- **What this task involves**:
Return every line of the data below that includes the string "随着城市功能的调整".
===== Data provided =====
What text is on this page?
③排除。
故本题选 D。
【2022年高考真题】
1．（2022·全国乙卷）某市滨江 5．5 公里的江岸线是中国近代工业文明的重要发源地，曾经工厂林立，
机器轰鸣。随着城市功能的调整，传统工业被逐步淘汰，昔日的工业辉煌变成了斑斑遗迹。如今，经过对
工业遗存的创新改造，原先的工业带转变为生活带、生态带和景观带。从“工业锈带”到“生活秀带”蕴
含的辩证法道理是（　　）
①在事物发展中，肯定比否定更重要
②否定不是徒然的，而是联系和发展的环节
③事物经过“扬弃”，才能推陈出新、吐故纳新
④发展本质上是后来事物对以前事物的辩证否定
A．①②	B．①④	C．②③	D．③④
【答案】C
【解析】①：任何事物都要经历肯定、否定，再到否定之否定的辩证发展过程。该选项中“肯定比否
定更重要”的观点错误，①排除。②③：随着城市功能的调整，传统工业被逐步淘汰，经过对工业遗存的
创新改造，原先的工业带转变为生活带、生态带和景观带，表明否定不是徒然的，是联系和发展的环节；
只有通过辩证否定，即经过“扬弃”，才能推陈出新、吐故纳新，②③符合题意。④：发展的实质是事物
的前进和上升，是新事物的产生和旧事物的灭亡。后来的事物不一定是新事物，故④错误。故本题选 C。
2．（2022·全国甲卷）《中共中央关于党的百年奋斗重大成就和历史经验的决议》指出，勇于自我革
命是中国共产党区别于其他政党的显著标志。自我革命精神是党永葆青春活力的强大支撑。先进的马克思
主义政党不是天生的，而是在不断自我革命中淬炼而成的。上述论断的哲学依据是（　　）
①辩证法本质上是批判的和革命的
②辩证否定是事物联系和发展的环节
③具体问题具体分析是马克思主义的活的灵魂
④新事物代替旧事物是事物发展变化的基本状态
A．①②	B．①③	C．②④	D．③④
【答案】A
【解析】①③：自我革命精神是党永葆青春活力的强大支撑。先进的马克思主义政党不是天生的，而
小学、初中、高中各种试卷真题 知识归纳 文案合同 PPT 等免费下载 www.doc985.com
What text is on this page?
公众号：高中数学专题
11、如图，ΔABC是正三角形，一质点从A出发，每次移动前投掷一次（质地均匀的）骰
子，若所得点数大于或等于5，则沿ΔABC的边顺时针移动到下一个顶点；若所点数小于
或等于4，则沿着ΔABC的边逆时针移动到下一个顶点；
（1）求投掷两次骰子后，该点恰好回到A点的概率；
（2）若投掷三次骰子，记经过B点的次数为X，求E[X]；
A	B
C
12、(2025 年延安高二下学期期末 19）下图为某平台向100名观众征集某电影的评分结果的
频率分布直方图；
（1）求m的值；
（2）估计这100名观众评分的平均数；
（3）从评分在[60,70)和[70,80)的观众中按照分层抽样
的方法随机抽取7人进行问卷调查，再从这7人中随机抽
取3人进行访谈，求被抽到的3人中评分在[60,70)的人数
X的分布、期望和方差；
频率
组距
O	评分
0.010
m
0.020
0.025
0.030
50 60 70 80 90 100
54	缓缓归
=====
- **Answer for the task**:
机器轰鸣。随着城市功能的调整，传统工业被逐步淘汰，昔日的工业辉煌变成了斑斑遗迹。如今，经过对
定更重要”的观点错误，①排除。②③：随着城市功能的调整，传统工业被逐步淘汰，经过对工业遗存的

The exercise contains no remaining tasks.